§ **CHALLENGE**
Return the listing word for word, as given.

***** DATASET EXCERPTS

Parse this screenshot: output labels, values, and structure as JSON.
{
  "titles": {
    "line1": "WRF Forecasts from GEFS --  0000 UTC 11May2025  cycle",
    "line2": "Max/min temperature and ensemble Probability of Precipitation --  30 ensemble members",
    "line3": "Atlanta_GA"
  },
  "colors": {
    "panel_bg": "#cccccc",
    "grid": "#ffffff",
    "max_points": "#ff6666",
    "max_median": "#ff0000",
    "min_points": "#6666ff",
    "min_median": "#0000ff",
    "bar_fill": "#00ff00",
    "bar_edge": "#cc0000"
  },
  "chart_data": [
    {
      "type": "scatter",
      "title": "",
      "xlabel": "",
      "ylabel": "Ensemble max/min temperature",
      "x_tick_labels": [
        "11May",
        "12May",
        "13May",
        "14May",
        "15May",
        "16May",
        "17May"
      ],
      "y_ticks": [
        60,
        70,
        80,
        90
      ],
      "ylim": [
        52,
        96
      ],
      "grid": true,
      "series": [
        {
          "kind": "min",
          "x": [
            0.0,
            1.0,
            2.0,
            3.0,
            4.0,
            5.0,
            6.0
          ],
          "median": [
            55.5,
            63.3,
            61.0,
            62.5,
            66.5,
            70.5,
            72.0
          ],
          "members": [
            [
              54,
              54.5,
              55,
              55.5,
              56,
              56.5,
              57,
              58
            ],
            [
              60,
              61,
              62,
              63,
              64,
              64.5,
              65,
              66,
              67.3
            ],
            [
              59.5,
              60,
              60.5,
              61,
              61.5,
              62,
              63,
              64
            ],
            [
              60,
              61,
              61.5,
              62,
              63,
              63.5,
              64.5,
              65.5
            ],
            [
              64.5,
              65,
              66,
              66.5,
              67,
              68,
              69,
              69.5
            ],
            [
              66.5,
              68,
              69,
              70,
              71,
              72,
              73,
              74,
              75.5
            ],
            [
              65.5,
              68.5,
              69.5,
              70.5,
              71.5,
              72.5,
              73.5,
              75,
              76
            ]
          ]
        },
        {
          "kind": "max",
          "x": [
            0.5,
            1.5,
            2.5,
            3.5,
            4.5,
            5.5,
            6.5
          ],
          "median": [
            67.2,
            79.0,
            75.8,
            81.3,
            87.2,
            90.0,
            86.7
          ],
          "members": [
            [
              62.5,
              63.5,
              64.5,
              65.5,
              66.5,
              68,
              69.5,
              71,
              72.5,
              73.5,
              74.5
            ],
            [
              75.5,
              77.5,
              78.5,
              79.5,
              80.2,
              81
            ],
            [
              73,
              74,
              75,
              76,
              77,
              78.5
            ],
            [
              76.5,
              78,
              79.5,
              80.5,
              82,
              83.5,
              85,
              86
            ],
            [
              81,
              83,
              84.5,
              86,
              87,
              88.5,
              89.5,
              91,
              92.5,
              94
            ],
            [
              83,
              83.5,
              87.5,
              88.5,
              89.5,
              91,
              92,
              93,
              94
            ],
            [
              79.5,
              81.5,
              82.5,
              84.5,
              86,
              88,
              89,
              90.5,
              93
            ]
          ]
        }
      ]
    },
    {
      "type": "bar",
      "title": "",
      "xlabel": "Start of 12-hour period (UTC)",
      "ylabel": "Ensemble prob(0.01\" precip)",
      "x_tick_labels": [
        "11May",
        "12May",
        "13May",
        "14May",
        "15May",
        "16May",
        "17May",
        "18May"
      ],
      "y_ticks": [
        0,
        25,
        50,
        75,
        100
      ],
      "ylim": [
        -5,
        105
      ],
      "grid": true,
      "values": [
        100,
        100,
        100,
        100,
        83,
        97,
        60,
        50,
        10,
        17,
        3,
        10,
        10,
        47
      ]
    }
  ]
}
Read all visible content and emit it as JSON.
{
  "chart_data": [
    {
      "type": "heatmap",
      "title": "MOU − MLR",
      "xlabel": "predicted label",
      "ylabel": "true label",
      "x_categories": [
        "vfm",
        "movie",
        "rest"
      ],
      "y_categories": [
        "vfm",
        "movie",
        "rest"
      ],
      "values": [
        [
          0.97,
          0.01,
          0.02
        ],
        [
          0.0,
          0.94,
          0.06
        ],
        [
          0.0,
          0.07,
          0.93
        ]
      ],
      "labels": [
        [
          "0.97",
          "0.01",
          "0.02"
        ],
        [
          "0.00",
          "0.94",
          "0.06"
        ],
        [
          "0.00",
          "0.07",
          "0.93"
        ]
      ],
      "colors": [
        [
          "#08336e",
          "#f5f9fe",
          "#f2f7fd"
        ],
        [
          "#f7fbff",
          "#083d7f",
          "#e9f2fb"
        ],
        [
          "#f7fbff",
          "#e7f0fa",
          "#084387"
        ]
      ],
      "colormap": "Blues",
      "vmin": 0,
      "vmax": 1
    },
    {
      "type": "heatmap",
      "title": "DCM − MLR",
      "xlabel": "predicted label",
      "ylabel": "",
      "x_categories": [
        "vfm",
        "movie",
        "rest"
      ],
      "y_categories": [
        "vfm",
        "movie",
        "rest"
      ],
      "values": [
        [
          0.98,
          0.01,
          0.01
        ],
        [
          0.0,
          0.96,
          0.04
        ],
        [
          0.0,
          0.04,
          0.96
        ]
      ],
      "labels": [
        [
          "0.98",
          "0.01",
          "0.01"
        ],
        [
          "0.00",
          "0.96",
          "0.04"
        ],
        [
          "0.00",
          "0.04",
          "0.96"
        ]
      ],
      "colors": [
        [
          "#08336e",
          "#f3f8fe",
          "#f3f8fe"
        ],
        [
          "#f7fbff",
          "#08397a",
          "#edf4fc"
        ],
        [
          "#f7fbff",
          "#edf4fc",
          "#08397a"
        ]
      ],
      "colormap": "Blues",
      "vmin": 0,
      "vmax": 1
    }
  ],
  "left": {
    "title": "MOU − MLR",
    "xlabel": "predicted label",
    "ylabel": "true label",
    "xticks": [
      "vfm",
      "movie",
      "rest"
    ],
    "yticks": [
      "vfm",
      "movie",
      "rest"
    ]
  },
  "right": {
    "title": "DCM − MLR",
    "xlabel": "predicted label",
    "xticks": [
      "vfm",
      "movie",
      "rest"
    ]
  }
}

**********

§ **SOLUTION BELOW**
Parse this screenshot: output labels, values, and structure as JSON.
{
  "titles": {
    "line1": "WRF Forecasts from GEFS --  0000 UTC 11May2025  cycle",
    "line2": "Max/min temperature and ensemble Probability of Precipitation --  30 ensemble members",
    "line3": "Atlanta_GA"
  },
  "colors": {
    "panel_bg": "#cccccc",
    "grid": "#ffffff",
    "max_points": "#ff6666",
    "max_median": "#ff0000",
    "min_points": "#6666ff",
    "min_median": "#0000ff",
    "bar_fill": "#00ff00",
    "bar_edge": "#cc0000"
  },
  "chart_data": [
    {
      "type": "scatter",
      "title": "",
      "xlabel": "",
      "ylabel": "Ensemble max/min temperature",
      "x_tick_labels": [
        "11May",
        "12May",
        "13May",
        "14May",
        "15May",
        "16May",
        "17May"
      ],
      "y_ticks": [
        60,
        70,
        80,
        90
      ],
      "ylim": [
        52,
        96
      ],
      "grid": true,
      "series": [
        {
          "kind": "min",
          "x": [
            0.0,
            1.0,
            2.0,
            3.0,
            4.0,
            5.0,
            6.0
          ],
          "median": [
            55.5,
            63.3,
            61.0,
            62.5,
            66.5,
            70.5,
            72.0
          ],
          "members": [
            [
              54,
              54.5,
              55,
              55.5,
              56,
              56.5,
              57,
              58
            ],
            [
              60,
              61,
              62,
              63,
              64,
              64.5,
              65,
              66,
              67.3
            ],
            [
              59.5,
              60,
              60.5,
              61,
              61.5,
              62,
              63,
              64
            ],
            [
              60,
              61,
              61.5,
              62,
              63,
              63.5,
              64.5,
              65.5
            ],
            [
              64.5,
              65,
              66,
              66.5,
              67,
              68,
              69,
              69.5
            ],
            [
              66.5,
              68,
              69,
              70,
              71,
              72,
              73,
              74,
              75.5
            ],
            [
              65.5,
              68.5,
              69.5,
              70.5,
              71.5,
              72.5,
              73.5,
              75,
              76
            ]
          ]
        },
        {
          "kind": "max",
          "x": [
            0.5,
            1.5,
            2.5,
            3.5,
            4.5,
            5.5,
            6.5
          ],
          "median": [
            67.2,
            79.0,
            75.8,
            81.3,
            87.2,
            90.0,
            86.7
          ],
          "members": [
            [
              62.5,
              63.5,
              64.5,
              65.5,
              66.5,
              68,
              69.5,
              71,
              72.5,
              73.5,
              74.5
            ],
            [
              75.5,
              77.5,
              78.5,
              79.5,
              80.2,
              81
            ],
            [
              73,
              74,
              75,
              76,
              77,
              78.5
            ],
            [
              76.5,
              78,
              79.5,
              80.5,
              82,
              83.5,
              85,
              86
            ],
            [
              81,
              83,
              84.5,
              86,
              87,
              88.5,
              89.5,
              91,
              92.5,
              94
            ],
            [
              83,
              83.5,
              87.5,
              88.5,
              89.5,
              91,
              92,
              93,
              94
            ],
            [
              79.5,
              81.5,
              82.5,
              84.5,
              86,
              88,
              89,
              90.5,
              93
            ]
          ]
        }
      ]
    },
    {
      "type": "bar",
      "title": "",
      "xlabel": "Start of 12-hour period (UTC)",
      "ylabel": "Ensemble prob(0.01\" precip)",
      "x_tick_labels": [
        "11May",
        "12May",
        "13May",
        "14May",
        "15May",
        "16May",
        "17May",
        "18May"
      ],
      "y_ticks": [
        0,
        25,
        50,
        75,
        100
      ],
      "ylim": [
        -5,
        105
      ],
      "grid": true,
      "values": [
        100,
        100,
        100,
        100,
        83,
        97,
        60,
        50,
        10,
        17,
        3,
        10,
        10,
        47
      ]
    }
  ]
}
Read all visible content and emit it as JSON.
{
  "chart_data": [
    {
      "type": "heatmap",
      "title": "MOU − MLR",
      "xlabel": "predicted label",
      "ylabel": "true label",
      "x_categories": [
        "vfm",
        "movie",
        "rest"
      ],
      "y_categories": [
        "vfm",
        "movie",
        "rest"
      ],
      "values": [
        [
          0.97,
          0.01,
          0.02
        ],
        [
          0.0,
          0.94,
          0.06
        ],
        [
          0.0,
          0.07,
          0.93
        ]
      ],
      "labels": [
        [
          "0.97",
          "0.01",
          "0.02"
        ],
        [
          "0.00",
          "0.94",
          "0.06"
        ],
        [
          "0.00",
          "0.07",
          "0.93"
        ]
      ],
      "colors": [
        [
          "#08336e",
          "#f5f9fe",
          "#f2f7fd"
        ],
        [
          "#f7fbff",
          "#083d7f",
          "#e9f2fb"
        ],
        [
          "#f7fbff",
          "#e7f0fa",
          "#084387"
        ]
      ],
      "colormap": "Blues",
      "vmin": 0,
      "vmax": 1
    },
    {
      "type": "heatmap",
      "title": "DCM − MLR",
      "xlabel": "predicted label",
      "ylabel": "",
      "x_categories": [
        "vfm",
        "movie",
        "rest"
      ],
      "y_categories": [
        "vfm",
        "movie",
        "rest"
      ],
      "values": [
        [
          0.98,
          0.01,
          0.01
        ],
        [
          0.0,
          0.96,
          0.04
        ],
        [
          0.0,
          0.04,
          0.96
        ]
      ],
      "labels": [
        [
          "0.98",
          "0.01",
          "0.01"
        ],
        [
          "0.00",
          "0.96",
          "0.04"
        ],
        [
          "0.00",
          "0.04",
          "0.96"
        ]
      ],
      "colors": [
        [
          "#08336e",
          "#f3f8fe",
          "#f3f8fe"
        ],
        [
          "#f7fbff",
          "#08397a",
          "#edf4fc"
        ],
        [
          "#f7fbff",
          "#edf4fc",
          "#08397a"
        ]
      ],
      "colormap": "Blues",
      "vmin": 0,
      "vmax": 1
    }
  ],
  "left": {
    "title": "MOU − MLR",
    "xlabel": "predicted label",
    "ylabel": "true label",
    "xticks": [
      "vfm",
      "movie",
      "rest"
    ],
    "yticks": [
      "vfm",
      "movie",
      "rest"
    ]
  },
  "right": {
    "title": "DCM − MLR",
    "xlabel": "predicted label",
    "xticks": [
      "vfm",
      "movie",
      "rest"
    ]
  }
}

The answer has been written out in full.